▶ [WHAT TO DO] Report every line in the listing below where the string "shape" shows up.

▶ [DATA SHOWN]
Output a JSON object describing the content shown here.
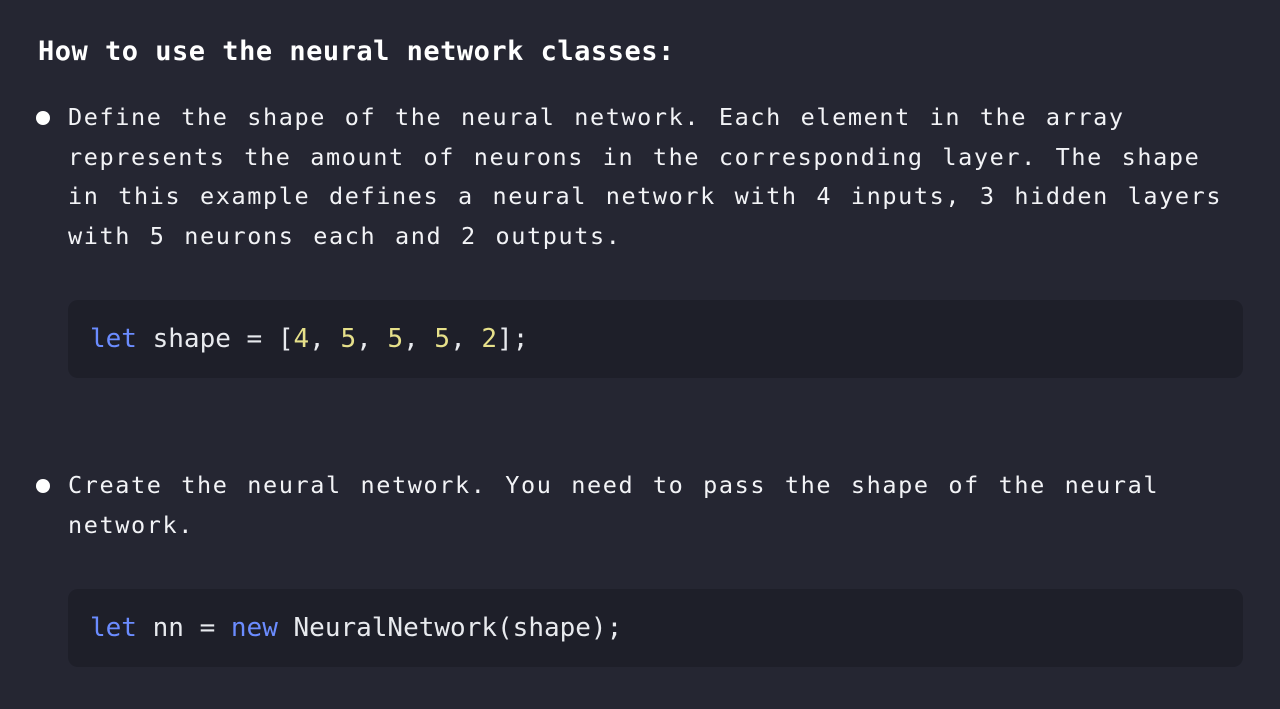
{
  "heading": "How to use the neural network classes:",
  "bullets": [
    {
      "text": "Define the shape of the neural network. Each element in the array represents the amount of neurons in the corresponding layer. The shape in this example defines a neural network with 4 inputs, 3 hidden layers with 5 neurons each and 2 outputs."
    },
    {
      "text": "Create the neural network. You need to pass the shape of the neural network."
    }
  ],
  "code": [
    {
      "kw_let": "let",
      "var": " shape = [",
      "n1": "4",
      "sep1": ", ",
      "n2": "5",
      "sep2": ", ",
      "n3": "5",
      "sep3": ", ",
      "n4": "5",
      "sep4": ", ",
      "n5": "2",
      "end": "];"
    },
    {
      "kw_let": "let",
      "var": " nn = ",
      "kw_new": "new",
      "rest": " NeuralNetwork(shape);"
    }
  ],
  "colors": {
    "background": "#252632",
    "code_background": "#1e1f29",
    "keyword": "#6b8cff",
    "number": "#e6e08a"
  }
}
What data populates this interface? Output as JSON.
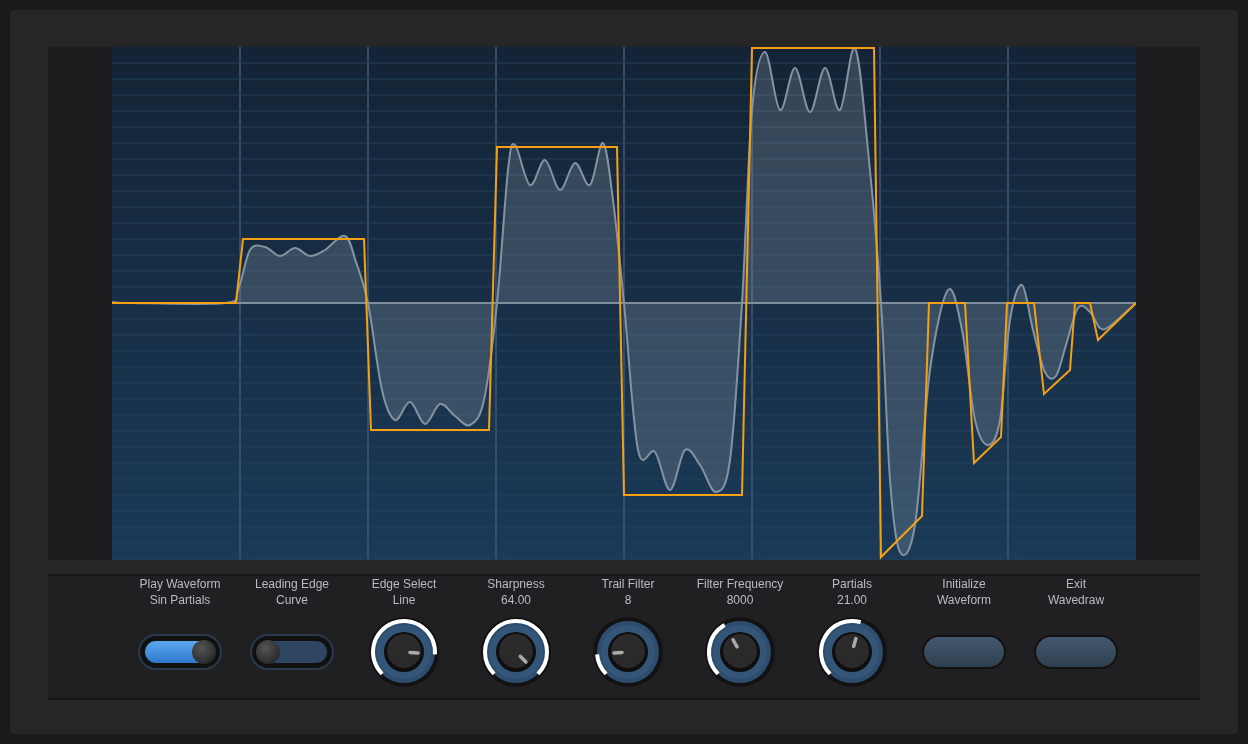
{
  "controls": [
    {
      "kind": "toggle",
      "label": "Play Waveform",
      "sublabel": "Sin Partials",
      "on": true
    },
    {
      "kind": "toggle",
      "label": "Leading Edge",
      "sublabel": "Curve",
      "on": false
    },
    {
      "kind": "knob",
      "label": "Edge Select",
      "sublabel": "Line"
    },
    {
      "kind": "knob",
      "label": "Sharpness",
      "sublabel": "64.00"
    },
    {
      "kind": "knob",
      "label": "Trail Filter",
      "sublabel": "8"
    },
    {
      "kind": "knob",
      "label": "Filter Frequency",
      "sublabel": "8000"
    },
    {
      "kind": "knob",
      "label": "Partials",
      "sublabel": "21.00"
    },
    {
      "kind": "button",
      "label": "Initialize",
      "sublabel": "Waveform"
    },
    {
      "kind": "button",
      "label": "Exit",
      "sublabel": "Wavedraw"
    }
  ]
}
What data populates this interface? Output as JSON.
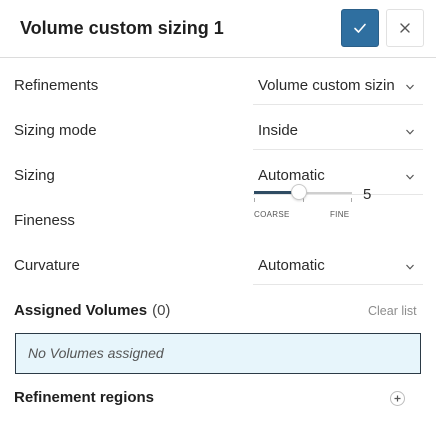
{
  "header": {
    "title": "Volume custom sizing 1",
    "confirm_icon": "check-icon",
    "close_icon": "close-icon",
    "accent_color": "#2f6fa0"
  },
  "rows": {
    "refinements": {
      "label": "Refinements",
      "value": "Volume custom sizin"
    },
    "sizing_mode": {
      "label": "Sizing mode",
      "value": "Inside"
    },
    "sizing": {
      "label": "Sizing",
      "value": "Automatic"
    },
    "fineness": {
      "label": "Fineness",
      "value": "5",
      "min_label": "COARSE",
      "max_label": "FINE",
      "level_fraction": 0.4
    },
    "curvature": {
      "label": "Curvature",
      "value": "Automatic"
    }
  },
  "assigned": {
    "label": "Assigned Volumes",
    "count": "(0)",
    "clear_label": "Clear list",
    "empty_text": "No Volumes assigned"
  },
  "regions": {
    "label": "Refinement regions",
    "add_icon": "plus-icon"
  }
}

==

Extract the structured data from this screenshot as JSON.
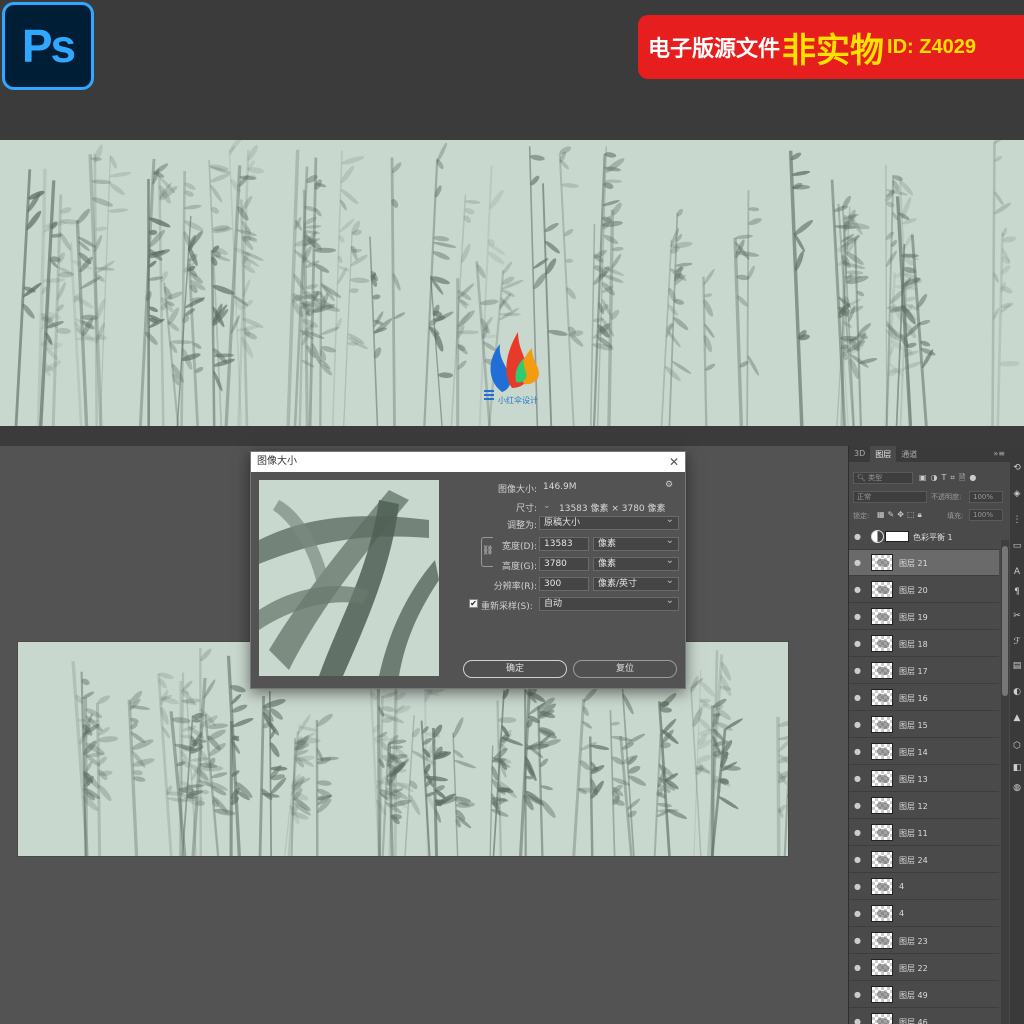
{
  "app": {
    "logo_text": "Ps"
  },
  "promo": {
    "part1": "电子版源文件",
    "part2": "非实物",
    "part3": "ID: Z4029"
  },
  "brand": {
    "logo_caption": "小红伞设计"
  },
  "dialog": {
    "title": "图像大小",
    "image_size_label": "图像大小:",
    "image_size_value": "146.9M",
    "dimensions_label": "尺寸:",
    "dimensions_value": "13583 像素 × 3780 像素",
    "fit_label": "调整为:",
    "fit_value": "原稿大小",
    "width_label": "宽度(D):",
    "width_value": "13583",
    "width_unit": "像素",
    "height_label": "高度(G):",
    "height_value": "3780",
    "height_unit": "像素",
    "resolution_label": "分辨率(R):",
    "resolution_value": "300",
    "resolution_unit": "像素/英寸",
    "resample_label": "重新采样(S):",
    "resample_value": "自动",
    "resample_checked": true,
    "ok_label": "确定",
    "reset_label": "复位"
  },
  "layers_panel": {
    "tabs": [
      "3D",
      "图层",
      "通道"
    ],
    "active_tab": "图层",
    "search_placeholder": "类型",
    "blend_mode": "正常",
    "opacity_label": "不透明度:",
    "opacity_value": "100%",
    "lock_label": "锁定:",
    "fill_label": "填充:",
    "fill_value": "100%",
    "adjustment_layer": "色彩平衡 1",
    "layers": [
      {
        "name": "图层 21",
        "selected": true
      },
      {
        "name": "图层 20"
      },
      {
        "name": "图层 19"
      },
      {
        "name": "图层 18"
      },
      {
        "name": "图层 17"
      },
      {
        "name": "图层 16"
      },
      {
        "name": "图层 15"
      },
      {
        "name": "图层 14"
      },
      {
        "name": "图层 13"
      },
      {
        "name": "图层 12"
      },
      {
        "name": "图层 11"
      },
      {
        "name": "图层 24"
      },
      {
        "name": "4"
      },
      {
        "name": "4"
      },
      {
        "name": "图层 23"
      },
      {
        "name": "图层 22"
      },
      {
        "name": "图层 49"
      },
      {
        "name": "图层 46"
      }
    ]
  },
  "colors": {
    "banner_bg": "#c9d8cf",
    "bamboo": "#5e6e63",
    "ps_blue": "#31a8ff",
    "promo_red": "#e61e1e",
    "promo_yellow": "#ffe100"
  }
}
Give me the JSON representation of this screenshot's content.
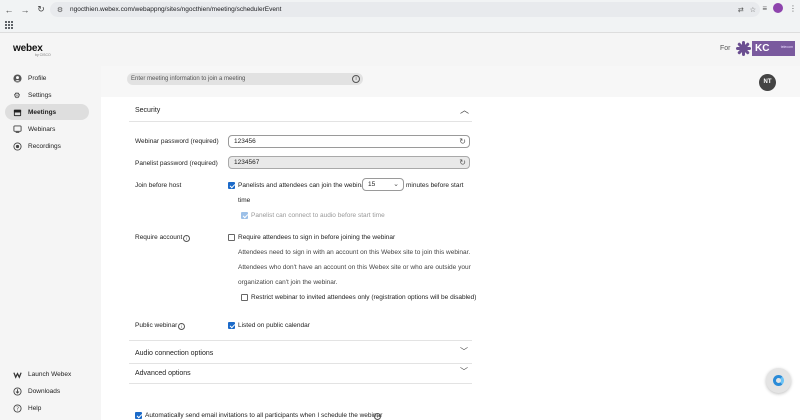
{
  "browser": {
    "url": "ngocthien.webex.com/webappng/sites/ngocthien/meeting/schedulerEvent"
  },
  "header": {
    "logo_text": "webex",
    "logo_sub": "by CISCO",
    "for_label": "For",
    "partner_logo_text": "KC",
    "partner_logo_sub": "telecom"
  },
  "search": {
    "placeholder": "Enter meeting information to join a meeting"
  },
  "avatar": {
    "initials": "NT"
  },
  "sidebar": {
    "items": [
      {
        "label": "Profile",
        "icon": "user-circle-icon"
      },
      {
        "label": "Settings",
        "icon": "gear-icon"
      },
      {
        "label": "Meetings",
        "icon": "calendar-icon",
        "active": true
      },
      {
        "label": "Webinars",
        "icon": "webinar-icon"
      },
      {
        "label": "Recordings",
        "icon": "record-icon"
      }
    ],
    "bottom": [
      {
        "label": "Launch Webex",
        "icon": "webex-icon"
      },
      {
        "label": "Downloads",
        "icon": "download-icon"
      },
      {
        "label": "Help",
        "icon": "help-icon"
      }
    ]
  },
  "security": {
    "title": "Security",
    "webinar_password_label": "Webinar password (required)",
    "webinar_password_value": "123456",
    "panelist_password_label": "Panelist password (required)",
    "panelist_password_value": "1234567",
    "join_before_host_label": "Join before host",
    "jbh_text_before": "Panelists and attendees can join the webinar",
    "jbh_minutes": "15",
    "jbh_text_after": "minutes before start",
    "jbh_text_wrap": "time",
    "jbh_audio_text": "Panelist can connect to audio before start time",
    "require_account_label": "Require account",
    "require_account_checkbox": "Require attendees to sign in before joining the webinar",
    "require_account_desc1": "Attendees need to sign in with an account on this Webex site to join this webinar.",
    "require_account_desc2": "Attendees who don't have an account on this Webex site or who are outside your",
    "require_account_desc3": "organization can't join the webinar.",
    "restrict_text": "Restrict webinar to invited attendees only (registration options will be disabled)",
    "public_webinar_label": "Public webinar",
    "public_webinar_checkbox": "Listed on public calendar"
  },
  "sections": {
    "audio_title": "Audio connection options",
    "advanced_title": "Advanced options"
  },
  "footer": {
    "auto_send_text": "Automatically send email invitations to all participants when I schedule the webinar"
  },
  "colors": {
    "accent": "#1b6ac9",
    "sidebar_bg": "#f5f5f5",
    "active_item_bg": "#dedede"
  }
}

▶ [ANSWER]
      "text": "Define the shape of the neural network. Each element in the array represents the amount of neurons in the corresponding layer. The shape in this example defines a neural network with 4 inputs, 3 hidden layers with 5 neurons each and 2 outputs."
      "text": "Create the neural network. You need to pass the shape of the neural network."
      "var": " shape = [",
      "rest": " NeuralNetwork(shape);"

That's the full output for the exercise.